• **Data excerpts**
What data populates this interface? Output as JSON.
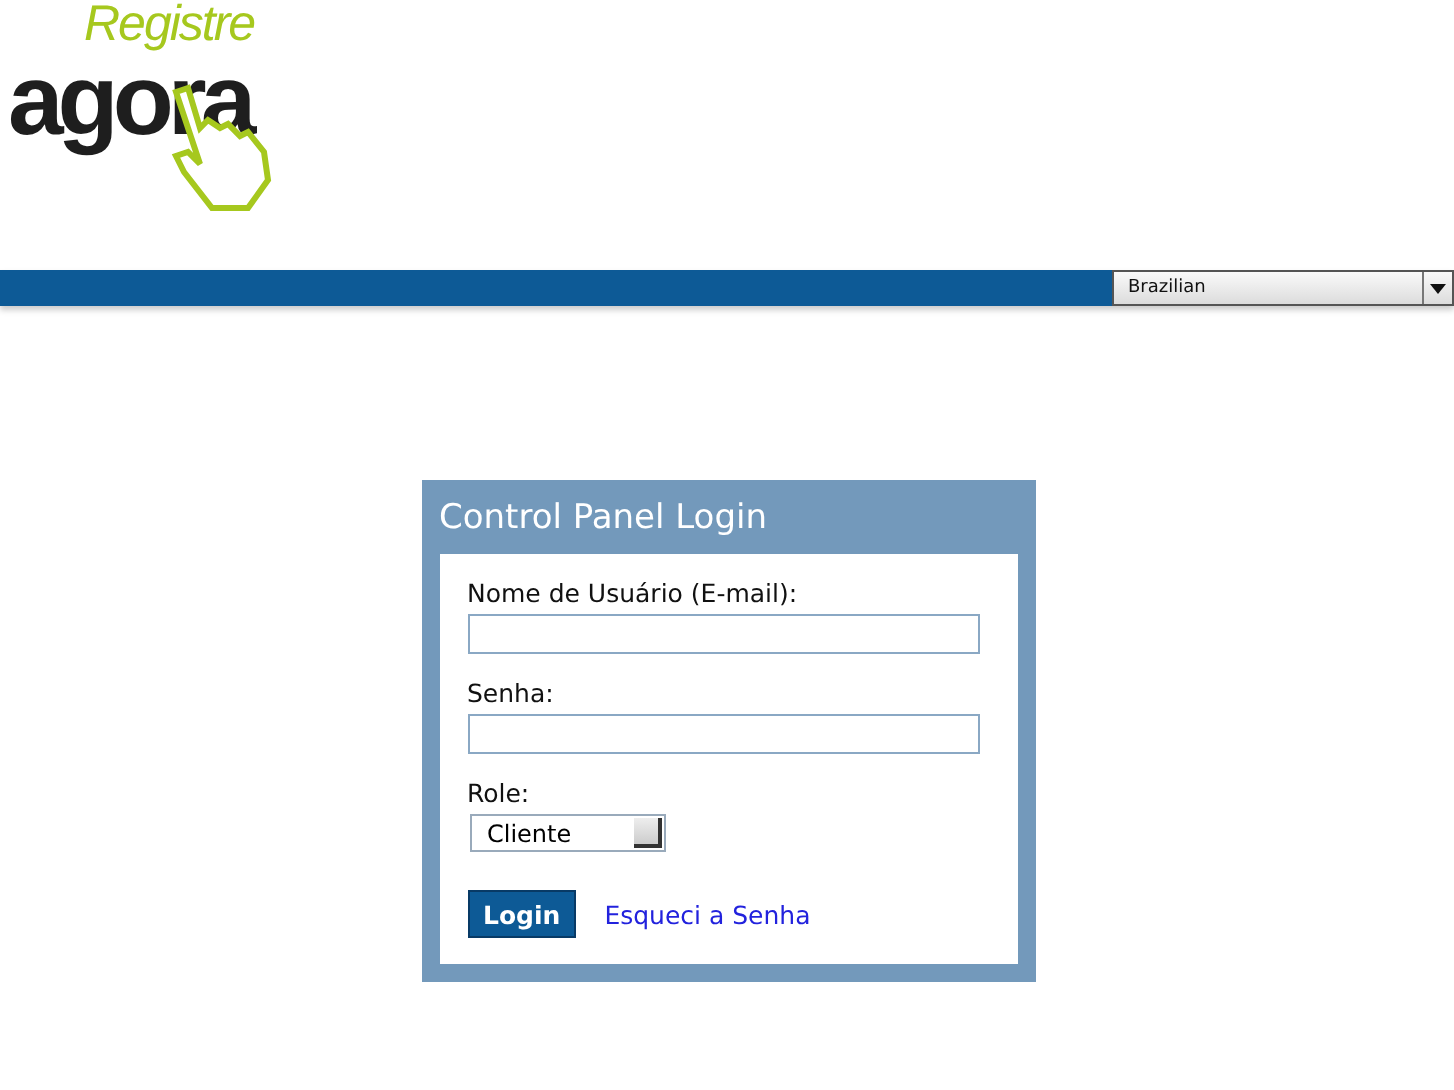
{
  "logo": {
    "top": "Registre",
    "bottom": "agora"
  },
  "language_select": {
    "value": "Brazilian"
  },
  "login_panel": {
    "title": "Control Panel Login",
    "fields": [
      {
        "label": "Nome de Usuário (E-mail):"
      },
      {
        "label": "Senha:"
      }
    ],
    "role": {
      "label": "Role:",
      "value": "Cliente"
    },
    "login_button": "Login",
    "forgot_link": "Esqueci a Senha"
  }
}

• **What is asked**
Give all the entries again exactly, dropping each picture.

• **Result of this exercise**
What data populates this interface? Output as JSON.
{
  "logo": {
    "top": "Registre",
    "bottom": "agora"
  },
  "language_select": {
    "value": "Brazilian"
  },
  "login_panel": {
    "title": "Control Panel Login",
    "fields": [
      {
        "label": "Nome de Usuário (E-mail):"
      },
      {
        "label": "Senha:"
      }
    ],
    "role": {
      "label": "Role:",
      "value": "Cliente"
    },
    "login_button": "Login",
    "forgot_link": "Esqueci a Senha"
  }
}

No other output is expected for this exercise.